— START —

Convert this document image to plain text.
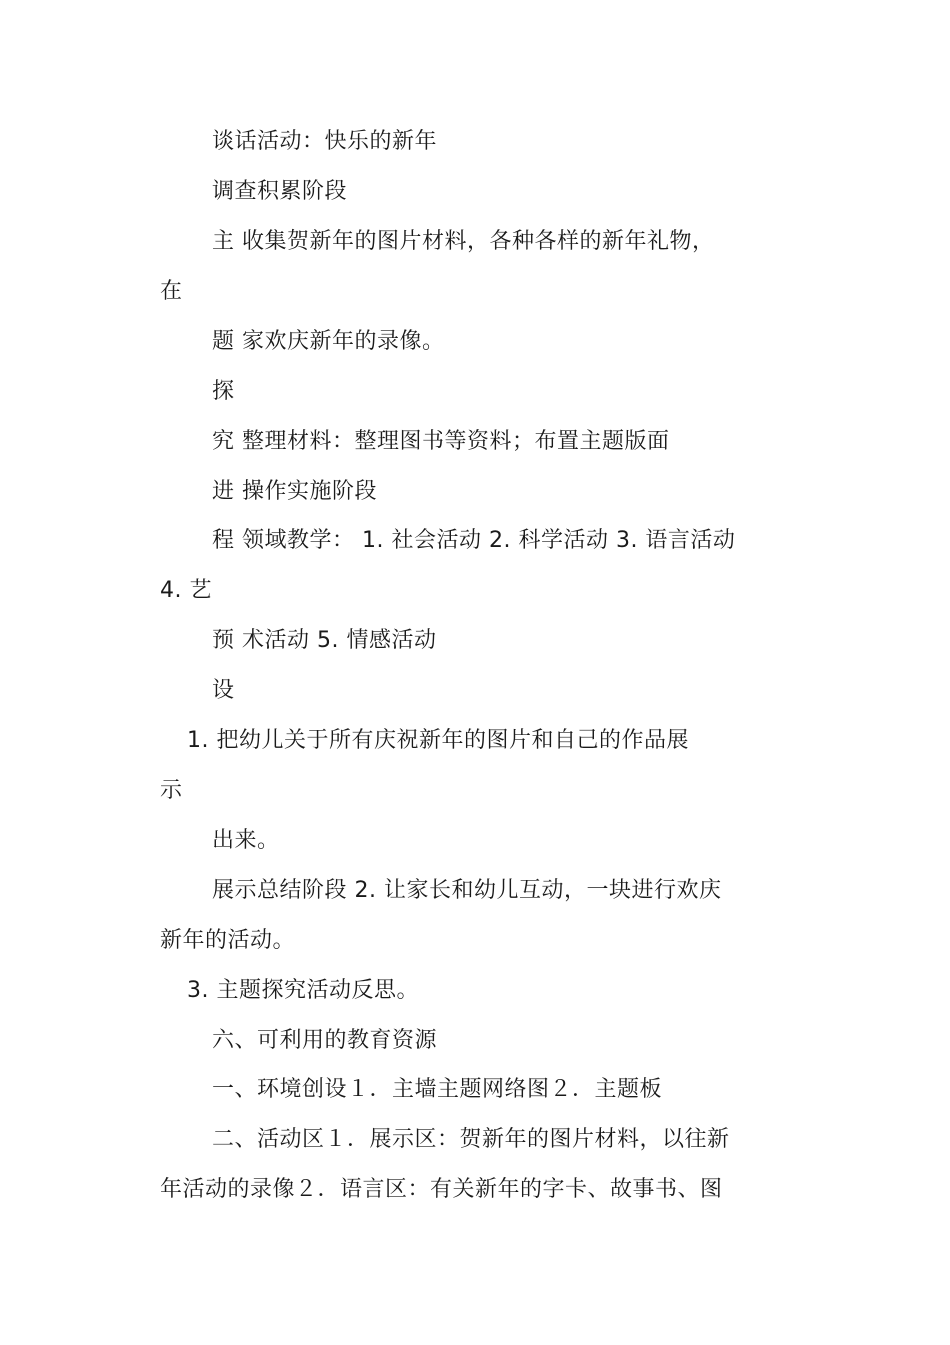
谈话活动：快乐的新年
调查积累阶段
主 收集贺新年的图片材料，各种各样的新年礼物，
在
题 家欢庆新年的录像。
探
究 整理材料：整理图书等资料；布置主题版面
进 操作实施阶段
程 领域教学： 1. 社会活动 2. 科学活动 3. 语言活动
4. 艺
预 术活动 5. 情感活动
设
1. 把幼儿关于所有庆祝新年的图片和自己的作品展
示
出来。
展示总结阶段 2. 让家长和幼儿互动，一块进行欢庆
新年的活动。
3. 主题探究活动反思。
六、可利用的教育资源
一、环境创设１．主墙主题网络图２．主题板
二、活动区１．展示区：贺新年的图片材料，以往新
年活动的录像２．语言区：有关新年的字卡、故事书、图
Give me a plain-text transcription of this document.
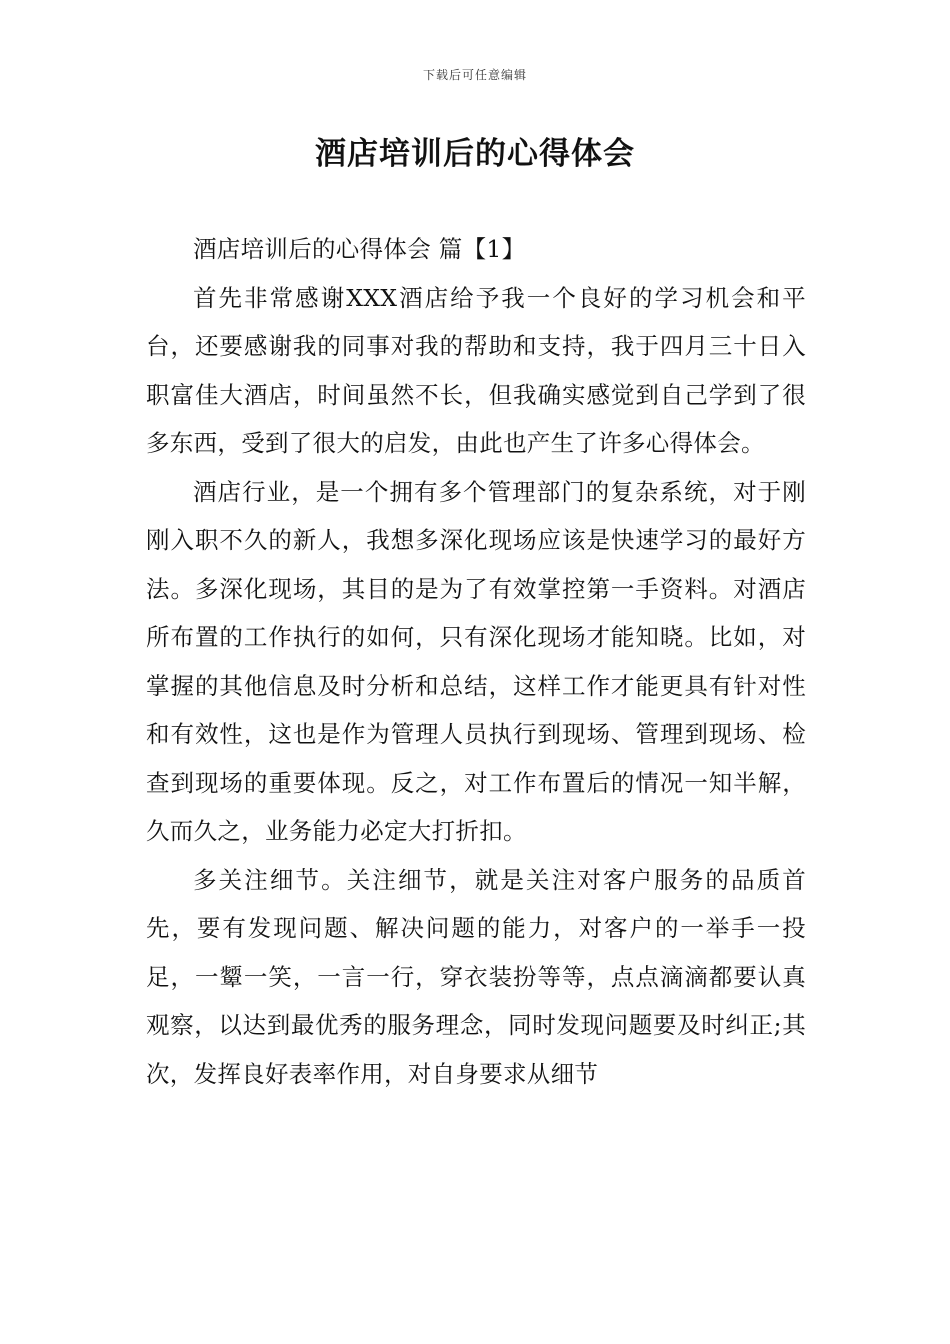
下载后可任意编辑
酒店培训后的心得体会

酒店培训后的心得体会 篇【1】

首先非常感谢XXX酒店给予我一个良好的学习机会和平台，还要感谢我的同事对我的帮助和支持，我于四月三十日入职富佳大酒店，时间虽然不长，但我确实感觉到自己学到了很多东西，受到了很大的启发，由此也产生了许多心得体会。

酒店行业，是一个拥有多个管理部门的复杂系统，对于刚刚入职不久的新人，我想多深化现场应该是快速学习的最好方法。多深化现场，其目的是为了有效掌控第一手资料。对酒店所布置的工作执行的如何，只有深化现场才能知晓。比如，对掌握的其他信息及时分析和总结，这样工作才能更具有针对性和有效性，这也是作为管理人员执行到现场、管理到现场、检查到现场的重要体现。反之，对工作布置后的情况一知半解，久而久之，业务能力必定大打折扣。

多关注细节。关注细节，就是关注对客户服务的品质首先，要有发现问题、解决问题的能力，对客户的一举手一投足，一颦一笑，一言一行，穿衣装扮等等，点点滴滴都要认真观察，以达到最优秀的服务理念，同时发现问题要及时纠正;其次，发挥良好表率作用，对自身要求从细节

— END —
— START —

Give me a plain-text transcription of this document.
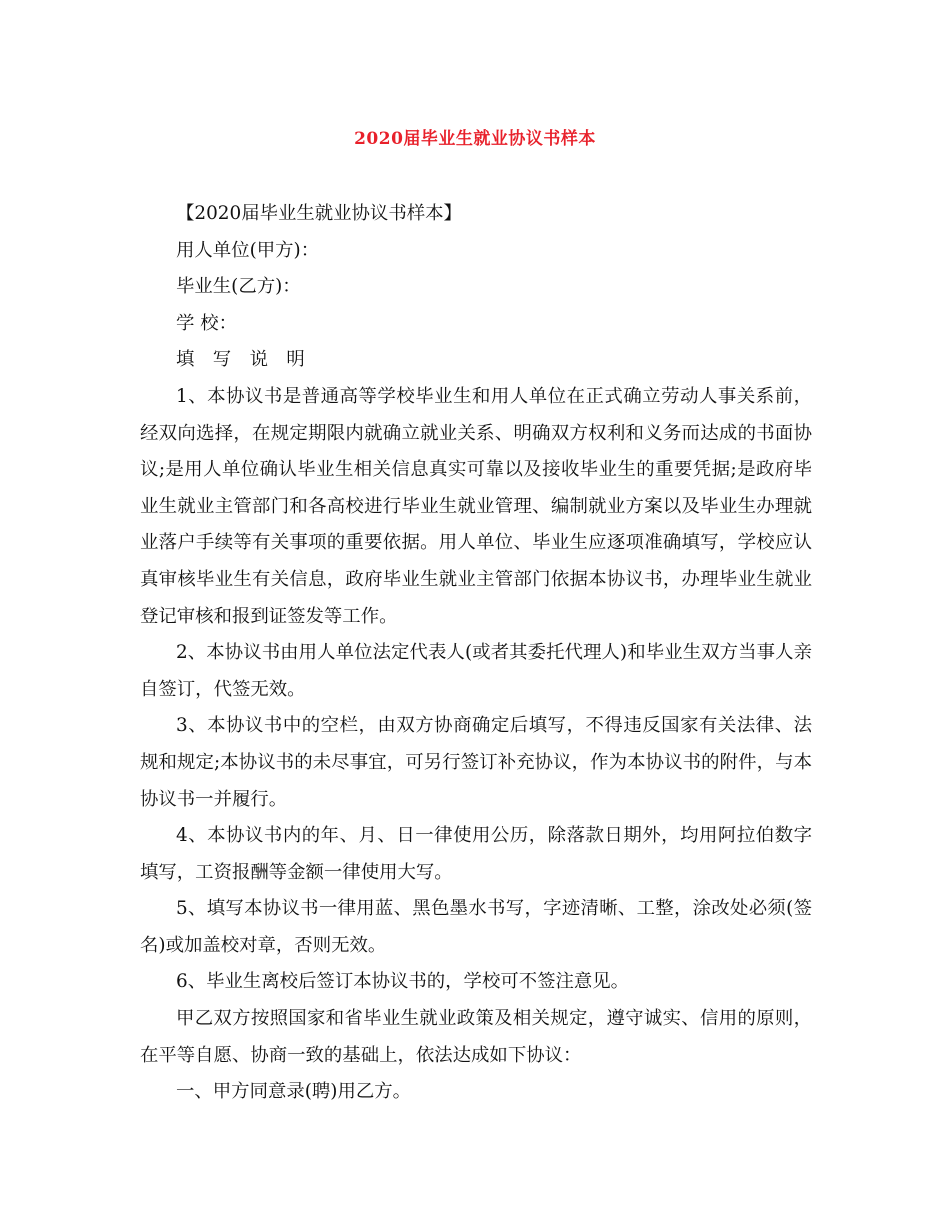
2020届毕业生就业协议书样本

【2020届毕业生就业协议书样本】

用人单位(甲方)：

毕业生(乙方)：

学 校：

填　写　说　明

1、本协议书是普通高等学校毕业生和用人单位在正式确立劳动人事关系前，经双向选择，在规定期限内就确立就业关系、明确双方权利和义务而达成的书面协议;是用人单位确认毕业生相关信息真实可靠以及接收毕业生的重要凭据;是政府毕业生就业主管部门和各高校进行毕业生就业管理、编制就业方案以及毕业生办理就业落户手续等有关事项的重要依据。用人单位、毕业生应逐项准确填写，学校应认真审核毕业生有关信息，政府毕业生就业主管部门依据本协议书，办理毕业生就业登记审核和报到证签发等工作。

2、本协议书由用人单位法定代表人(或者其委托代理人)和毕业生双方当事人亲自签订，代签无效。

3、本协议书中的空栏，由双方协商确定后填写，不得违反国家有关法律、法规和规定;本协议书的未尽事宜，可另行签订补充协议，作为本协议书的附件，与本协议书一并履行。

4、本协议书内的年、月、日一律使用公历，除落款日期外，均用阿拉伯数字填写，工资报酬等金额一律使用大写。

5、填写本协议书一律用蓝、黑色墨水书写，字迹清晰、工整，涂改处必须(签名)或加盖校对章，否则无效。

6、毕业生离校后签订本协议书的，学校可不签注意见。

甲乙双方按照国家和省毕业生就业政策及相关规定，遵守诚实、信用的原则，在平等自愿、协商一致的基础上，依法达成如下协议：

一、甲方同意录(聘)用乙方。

— END —
— START —

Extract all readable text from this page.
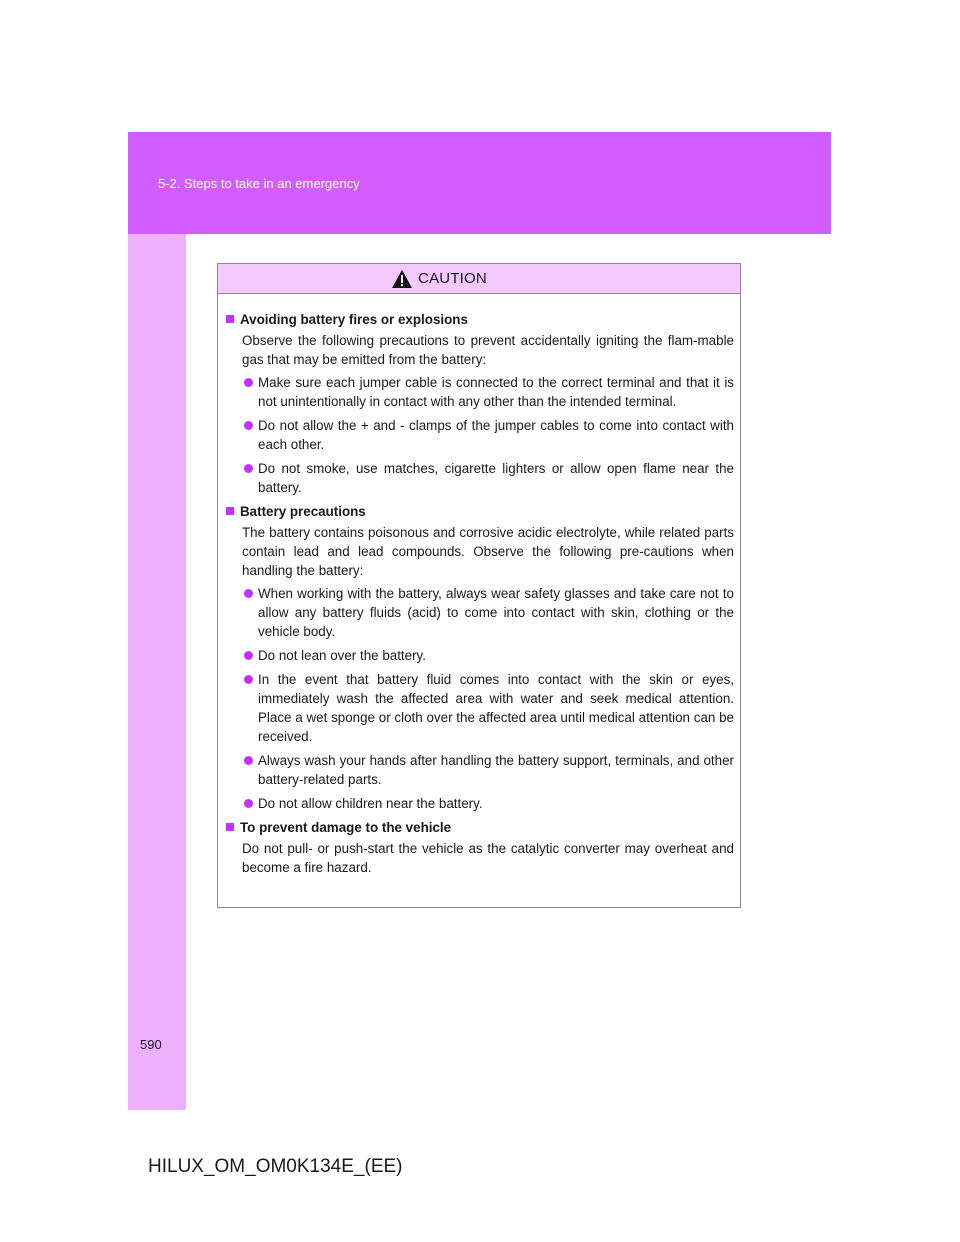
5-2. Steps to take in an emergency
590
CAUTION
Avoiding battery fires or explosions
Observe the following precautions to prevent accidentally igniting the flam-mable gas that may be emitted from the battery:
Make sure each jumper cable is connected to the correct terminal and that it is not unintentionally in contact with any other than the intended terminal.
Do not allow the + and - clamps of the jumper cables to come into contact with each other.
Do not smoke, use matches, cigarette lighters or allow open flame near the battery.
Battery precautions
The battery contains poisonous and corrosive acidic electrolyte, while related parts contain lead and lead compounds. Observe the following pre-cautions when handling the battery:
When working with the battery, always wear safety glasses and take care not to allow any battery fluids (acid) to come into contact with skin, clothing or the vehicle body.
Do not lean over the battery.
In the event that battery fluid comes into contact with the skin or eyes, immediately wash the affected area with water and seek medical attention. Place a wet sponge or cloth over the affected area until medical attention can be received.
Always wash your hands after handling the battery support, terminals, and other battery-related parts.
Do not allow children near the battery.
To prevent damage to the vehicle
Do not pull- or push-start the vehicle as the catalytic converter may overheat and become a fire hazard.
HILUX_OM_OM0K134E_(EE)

— END —

Return all lines containing the word "related".

The battery contains poisonous and corrosive acidic electrolyte, while related parts contain lead and lead compounds. Observe the following pre-cautions when handling the battery:
Always wash your hands after handling the battery support, terminals, and other battery-related parts.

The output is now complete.